> **Stated task**
Find the number of lines in these records where the word "this" appears. Reply with that number and nothing more.

> **The data**
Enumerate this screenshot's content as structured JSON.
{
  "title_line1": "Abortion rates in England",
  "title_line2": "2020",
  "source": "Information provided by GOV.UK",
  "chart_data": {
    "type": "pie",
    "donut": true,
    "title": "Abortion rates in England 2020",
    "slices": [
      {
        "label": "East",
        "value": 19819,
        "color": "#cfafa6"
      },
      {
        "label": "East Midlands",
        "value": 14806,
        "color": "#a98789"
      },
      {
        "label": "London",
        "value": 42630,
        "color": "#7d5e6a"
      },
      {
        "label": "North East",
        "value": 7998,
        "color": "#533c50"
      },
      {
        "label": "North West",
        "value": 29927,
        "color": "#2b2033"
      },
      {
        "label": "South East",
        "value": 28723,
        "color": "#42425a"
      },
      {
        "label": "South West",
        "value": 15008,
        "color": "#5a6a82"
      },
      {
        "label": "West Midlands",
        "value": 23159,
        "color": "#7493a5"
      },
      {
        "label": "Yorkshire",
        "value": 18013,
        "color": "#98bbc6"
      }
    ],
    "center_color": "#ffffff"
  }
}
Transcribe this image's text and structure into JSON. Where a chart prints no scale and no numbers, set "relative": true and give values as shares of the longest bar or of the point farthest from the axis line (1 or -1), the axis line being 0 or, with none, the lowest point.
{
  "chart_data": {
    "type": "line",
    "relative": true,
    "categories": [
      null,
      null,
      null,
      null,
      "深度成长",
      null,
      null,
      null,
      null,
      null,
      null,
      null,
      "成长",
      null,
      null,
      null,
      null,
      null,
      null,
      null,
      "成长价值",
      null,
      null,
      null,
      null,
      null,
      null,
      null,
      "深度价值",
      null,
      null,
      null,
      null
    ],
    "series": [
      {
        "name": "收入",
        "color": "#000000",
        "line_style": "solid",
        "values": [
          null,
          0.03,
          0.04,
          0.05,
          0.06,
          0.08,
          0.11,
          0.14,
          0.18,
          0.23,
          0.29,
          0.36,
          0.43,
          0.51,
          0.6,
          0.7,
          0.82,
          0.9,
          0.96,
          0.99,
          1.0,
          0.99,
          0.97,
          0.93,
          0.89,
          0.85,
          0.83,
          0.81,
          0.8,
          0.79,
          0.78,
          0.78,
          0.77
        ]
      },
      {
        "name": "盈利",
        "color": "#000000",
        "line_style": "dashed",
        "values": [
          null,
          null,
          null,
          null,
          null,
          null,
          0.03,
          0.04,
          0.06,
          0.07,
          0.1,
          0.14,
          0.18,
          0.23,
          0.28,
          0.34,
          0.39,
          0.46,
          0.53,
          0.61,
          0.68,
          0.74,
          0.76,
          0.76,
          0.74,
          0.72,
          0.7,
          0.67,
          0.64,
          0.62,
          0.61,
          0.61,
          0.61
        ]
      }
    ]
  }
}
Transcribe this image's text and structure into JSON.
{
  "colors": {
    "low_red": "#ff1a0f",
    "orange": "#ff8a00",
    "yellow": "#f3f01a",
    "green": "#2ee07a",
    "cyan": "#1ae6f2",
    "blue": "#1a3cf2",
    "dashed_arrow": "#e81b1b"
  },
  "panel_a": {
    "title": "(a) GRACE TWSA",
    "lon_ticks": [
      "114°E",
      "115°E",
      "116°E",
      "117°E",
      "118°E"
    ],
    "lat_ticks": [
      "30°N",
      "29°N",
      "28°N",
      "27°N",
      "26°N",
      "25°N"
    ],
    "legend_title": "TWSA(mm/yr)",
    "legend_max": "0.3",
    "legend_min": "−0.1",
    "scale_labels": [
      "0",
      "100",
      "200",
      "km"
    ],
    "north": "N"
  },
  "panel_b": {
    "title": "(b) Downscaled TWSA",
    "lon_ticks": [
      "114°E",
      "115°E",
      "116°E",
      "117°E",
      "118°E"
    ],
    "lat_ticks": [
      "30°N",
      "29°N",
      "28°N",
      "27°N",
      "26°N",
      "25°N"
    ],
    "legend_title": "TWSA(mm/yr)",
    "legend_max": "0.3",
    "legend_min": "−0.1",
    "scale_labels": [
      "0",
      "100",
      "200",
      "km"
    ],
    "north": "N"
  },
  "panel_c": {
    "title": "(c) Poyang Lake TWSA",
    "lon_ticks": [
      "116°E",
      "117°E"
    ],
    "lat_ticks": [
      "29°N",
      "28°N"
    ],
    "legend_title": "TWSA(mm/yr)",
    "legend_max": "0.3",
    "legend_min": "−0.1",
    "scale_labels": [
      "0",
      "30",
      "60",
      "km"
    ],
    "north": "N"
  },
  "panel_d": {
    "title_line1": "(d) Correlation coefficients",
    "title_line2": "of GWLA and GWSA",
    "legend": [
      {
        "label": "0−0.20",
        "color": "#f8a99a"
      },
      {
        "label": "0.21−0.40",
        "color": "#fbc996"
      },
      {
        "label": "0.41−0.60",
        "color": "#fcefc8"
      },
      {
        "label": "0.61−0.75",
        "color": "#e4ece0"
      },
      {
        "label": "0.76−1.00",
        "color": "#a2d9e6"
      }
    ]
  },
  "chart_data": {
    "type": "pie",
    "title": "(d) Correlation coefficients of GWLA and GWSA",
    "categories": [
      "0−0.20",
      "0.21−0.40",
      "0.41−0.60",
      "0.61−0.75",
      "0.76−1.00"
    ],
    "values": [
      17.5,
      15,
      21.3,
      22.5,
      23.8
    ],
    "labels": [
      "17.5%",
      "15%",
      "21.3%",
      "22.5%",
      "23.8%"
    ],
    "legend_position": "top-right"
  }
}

> **Task solution**
3